What to produce
Every line that holds "stars" should be shown.

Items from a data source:
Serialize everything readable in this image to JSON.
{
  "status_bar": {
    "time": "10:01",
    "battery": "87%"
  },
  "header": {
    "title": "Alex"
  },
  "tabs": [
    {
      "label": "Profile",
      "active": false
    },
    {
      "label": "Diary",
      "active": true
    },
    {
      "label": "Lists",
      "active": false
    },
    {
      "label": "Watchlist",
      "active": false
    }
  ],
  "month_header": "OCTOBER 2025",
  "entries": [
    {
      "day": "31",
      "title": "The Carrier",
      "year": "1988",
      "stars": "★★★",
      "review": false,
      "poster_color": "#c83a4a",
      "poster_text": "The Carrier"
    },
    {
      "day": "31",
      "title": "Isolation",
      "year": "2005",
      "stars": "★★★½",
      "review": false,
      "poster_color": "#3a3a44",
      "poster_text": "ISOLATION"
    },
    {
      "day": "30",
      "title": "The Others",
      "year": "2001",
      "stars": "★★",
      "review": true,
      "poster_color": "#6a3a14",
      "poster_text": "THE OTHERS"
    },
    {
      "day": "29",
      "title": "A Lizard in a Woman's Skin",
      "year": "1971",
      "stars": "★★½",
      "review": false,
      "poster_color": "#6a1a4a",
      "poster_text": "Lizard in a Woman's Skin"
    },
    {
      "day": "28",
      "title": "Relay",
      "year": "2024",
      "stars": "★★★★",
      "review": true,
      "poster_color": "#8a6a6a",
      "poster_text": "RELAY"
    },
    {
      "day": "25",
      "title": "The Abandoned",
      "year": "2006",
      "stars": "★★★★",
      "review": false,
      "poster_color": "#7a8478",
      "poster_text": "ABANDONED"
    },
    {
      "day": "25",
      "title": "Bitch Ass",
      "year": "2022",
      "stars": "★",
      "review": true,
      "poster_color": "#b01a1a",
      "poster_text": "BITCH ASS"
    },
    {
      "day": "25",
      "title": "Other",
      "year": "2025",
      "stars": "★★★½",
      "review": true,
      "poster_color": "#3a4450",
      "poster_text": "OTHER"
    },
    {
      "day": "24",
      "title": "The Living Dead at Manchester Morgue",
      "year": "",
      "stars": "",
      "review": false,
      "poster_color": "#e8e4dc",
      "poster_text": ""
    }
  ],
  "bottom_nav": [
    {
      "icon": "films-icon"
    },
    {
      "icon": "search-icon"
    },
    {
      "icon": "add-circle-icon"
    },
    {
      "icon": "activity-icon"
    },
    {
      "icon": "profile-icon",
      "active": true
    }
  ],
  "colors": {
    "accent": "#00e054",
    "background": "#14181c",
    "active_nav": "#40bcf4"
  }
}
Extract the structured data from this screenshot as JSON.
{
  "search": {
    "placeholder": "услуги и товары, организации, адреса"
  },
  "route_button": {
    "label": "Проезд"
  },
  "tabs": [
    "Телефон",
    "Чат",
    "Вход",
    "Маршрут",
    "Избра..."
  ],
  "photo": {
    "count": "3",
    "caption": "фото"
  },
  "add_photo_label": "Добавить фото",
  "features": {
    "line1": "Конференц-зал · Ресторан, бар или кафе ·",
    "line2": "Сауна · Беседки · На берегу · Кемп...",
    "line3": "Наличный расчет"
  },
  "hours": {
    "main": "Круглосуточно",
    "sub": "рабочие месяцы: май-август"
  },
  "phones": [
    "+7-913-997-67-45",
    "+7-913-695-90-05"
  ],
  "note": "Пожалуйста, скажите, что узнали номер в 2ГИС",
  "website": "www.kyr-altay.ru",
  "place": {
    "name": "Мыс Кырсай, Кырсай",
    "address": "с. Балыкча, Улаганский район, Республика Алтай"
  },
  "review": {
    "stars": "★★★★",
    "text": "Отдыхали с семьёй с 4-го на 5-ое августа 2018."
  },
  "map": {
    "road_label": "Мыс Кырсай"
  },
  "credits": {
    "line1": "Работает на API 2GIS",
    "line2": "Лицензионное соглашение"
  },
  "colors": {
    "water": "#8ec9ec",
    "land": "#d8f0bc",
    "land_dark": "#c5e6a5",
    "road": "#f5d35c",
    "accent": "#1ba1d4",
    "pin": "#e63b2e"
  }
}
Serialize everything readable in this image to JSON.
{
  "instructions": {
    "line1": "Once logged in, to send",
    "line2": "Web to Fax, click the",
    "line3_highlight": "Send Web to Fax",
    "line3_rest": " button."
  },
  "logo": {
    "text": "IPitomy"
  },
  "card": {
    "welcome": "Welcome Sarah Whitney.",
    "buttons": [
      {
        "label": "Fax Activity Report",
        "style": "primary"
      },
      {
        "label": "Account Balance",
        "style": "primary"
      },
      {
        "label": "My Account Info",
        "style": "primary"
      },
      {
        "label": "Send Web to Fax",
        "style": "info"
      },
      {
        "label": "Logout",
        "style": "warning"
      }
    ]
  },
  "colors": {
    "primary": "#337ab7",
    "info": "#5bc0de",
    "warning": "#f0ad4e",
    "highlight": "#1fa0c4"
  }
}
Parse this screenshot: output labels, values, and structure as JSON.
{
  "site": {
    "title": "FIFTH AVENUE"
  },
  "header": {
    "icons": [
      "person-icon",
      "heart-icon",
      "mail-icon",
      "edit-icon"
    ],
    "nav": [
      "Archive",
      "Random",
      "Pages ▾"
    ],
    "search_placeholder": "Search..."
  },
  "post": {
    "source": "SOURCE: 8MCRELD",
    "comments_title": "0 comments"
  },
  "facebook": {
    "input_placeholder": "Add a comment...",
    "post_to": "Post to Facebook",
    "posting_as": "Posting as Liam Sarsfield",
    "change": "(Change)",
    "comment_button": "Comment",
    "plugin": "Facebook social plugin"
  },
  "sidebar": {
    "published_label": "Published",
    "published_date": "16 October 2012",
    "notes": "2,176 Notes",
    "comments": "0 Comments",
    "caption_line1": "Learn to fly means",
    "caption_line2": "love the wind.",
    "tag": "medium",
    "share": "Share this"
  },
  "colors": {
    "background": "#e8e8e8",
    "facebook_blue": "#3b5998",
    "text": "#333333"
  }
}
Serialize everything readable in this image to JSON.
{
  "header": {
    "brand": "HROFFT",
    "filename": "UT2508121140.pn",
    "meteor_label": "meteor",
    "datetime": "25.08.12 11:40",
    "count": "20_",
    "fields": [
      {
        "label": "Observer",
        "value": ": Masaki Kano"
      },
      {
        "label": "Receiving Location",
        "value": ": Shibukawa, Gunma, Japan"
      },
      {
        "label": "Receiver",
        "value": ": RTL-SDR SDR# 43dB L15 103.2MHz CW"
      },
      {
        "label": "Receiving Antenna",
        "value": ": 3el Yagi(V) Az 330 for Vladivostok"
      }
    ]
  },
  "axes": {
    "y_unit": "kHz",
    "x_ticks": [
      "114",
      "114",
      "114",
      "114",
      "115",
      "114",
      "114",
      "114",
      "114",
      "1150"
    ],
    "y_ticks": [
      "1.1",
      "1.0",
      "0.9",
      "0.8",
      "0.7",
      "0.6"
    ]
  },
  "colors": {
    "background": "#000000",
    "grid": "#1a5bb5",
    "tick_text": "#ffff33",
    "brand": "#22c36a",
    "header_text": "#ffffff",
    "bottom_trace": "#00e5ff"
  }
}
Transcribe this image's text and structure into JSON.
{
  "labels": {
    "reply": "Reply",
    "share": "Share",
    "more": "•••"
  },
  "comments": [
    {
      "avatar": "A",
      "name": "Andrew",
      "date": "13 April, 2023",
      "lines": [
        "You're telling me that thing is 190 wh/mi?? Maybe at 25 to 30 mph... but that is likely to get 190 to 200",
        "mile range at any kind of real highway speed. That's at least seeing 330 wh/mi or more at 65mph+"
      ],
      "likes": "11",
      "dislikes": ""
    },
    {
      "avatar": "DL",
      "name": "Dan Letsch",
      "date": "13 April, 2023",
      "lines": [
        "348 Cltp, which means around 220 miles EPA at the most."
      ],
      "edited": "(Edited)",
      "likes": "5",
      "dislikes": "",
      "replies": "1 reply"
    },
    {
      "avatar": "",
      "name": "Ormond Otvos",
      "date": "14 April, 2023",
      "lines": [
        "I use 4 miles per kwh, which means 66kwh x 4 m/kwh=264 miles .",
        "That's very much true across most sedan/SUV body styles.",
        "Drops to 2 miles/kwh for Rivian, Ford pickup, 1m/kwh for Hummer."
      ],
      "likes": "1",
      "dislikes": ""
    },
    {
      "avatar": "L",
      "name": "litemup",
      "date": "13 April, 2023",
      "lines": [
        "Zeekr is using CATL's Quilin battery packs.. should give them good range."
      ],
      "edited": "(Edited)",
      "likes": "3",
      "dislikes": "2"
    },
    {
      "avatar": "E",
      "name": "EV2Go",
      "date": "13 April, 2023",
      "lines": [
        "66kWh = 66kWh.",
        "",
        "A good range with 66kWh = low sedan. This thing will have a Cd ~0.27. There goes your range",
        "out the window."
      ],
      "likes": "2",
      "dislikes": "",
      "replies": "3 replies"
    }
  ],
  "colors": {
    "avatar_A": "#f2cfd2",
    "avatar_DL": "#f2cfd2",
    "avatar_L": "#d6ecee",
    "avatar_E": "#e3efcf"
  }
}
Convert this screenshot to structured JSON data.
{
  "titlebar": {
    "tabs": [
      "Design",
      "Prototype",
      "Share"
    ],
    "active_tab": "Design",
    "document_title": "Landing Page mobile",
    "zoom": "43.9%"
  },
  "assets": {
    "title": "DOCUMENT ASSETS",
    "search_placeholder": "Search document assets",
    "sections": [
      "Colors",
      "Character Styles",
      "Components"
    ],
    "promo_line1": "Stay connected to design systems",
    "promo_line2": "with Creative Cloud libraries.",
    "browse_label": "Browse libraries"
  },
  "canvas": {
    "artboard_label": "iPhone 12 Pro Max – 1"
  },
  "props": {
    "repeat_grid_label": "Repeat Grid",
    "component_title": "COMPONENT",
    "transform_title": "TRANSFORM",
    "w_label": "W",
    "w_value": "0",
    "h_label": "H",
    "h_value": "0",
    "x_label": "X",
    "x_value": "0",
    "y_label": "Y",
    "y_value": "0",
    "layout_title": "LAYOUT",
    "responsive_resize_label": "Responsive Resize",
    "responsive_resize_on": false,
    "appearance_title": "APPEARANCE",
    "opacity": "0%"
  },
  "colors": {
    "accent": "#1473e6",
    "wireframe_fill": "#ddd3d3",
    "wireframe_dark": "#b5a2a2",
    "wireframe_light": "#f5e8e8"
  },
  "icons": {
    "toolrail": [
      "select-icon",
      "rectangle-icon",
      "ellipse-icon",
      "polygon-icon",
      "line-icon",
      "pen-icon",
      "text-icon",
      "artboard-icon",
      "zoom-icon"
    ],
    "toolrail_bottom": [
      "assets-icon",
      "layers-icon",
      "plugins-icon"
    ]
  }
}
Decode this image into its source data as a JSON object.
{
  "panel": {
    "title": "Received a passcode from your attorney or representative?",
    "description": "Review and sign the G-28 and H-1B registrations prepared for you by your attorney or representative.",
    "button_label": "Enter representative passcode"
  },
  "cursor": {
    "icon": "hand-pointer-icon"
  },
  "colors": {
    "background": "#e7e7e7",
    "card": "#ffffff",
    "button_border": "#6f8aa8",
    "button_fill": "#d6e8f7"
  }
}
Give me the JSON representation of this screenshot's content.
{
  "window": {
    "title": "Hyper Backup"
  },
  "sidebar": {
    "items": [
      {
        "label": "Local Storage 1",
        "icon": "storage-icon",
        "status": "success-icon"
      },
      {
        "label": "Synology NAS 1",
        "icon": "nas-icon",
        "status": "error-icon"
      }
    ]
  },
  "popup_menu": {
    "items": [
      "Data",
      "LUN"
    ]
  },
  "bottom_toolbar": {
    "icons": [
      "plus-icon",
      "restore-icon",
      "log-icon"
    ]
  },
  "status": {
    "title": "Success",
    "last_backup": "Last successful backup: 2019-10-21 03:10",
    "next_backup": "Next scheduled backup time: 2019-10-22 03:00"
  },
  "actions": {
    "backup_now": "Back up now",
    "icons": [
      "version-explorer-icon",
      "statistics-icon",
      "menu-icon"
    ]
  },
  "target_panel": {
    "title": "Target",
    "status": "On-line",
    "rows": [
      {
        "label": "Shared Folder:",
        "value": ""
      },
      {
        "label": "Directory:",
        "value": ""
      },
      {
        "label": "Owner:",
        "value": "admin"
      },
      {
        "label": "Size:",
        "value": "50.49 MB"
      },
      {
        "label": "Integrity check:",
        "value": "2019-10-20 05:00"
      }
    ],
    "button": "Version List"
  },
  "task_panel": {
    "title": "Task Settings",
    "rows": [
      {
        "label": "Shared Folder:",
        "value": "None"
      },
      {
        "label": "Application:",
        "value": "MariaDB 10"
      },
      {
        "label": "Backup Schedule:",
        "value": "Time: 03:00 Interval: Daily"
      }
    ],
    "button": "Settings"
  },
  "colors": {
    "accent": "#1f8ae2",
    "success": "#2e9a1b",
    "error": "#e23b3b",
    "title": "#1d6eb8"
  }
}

Expected output
      "stars": "★★★",
      "stars": "★★★½",
      "stars": "★★",
      "stars": "★★½",
      "stars": "★★★★",
      "stars": "★★★★",
      "stars": "★",
      "stars": "★★★½",
      "stars": "",
    "stars": "★★★★",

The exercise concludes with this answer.